* [Record excerpts]:
****************
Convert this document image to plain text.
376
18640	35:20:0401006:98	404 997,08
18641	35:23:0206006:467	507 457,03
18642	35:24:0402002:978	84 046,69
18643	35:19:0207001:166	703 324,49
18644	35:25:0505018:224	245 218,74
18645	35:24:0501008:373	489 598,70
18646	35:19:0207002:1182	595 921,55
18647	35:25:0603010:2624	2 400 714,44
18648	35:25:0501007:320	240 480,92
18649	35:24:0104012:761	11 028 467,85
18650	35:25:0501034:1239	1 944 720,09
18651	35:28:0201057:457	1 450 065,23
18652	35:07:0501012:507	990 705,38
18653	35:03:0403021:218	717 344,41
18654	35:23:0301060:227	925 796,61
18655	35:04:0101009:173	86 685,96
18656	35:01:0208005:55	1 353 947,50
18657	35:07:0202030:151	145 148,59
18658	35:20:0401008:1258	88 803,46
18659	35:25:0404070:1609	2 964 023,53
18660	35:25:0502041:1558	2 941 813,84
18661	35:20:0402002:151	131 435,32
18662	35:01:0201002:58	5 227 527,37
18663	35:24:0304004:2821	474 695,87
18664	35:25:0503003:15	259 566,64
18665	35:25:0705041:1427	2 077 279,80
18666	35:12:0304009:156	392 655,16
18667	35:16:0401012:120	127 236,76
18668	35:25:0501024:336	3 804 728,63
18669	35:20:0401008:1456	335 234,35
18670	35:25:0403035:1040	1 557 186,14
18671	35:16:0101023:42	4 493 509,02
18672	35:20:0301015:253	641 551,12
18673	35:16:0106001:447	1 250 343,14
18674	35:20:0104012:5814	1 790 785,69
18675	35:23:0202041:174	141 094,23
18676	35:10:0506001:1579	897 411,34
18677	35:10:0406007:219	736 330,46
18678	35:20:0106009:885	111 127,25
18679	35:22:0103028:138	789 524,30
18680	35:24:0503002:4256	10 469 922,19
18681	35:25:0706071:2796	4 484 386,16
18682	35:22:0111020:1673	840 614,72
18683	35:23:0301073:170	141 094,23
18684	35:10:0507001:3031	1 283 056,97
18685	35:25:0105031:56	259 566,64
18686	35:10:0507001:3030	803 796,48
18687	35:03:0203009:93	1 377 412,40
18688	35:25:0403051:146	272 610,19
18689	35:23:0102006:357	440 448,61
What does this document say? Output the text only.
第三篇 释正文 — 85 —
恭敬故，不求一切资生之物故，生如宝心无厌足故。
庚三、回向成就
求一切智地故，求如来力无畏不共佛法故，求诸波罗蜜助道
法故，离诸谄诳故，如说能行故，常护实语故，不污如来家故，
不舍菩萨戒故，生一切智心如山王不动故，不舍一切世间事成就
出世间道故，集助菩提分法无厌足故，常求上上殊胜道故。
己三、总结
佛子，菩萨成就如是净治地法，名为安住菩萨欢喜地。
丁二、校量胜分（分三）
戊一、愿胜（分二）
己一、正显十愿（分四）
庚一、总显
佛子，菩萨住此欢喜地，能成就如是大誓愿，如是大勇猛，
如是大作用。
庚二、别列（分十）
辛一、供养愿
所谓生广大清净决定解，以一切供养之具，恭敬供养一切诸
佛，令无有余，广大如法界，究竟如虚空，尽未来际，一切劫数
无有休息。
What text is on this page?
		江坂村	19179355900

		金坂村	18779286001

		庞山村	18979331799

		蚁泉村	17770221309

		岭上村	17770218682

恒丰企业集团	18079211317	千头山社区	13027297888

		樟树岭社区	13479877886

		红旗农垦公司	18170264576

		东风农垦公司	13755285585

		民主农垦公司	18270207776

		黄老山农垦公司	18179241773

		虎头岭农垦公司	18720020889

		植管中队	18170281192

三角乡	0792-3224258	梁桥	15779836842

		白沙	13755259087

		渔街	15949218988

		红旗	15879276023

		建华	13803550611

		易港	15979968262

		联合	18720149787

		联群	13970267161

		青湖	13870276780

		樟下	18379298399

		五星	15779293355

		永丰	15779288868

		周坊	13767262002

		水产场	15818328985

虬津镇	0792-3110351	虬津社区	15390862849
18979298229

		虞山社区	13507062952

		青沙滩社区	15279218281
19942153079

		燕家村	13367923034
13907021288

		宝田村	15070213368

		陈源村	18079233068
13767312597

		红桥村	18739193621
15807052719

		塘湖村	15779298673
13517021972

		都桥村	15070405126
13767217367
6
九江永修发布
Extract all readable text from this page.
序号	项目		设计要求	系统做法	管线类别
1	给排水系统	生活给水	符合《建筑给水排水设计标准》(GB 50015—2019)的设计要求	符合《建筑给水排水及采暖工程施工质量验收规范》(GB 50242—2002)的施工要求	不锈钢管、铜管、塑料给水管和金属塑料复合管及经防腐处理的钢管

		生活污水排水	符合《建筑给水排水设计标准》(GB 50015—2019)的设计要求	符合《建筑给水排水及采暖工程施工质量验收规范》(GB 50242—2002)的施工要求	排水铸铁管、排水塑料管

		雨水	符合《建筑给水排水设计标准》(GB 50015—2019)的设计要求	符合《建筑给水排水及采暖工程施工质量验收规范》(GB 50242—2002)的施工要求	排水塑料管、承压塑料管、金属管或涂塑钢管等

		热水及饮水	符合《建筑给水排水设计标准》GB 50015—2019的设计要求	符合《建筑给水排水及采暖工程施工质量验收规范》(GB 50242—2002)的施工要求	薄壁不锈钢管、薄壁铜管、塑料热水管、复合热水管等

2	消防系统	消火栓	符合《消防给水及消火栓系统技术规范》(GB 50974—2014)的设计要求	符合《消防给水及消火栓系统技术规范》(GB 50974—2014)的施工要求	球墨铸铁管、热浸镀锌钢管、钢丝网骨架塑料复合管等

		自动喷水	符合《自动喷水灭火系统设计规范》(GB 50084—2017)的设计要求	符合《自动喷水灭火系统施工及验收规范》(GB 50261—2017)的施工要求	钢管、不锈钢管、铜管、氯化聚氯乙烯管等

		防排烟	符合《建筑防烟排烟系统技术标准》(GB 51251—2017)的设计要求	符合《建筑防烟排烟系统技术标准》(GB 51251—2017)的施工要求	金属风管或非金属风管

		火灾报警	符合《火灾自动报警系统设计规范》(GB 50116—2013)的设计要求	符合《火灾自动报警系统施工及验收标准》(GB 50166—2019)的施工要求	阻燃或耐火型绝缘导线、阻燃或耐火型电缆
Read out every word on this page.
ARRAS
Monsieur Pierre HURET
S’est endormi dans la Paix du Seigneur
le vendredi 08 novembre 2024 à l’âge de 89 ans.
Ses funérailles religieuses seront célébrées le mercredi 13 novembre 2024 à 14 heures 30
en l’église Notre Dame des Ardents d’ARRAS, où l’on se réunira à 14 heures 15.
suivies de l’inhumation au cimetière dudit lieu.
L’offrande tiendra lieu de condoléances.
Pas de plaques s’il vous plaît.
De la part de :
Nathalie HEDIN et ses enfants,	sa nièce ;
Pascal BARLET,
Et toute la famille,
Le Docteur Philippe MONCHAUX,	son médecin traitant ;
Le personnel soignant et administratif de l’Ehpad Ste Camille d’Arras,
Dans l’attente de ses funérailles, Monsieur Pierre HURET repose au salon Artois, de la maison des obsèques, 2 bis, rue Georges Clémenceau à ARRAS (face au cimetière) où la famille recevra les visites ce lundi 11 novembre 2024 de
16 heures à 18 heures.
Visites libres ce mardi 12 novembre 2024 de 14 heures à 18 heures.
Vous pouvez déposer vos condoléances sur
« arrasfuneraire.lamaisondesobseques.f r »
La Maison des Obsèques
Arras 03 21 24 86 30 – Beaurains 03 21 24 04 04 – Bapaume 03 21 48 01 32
****************
* [What is asked]:
Your reply is one number: how many lines of the records above contain the word "novembre".

* [Answer to the exercise]:
4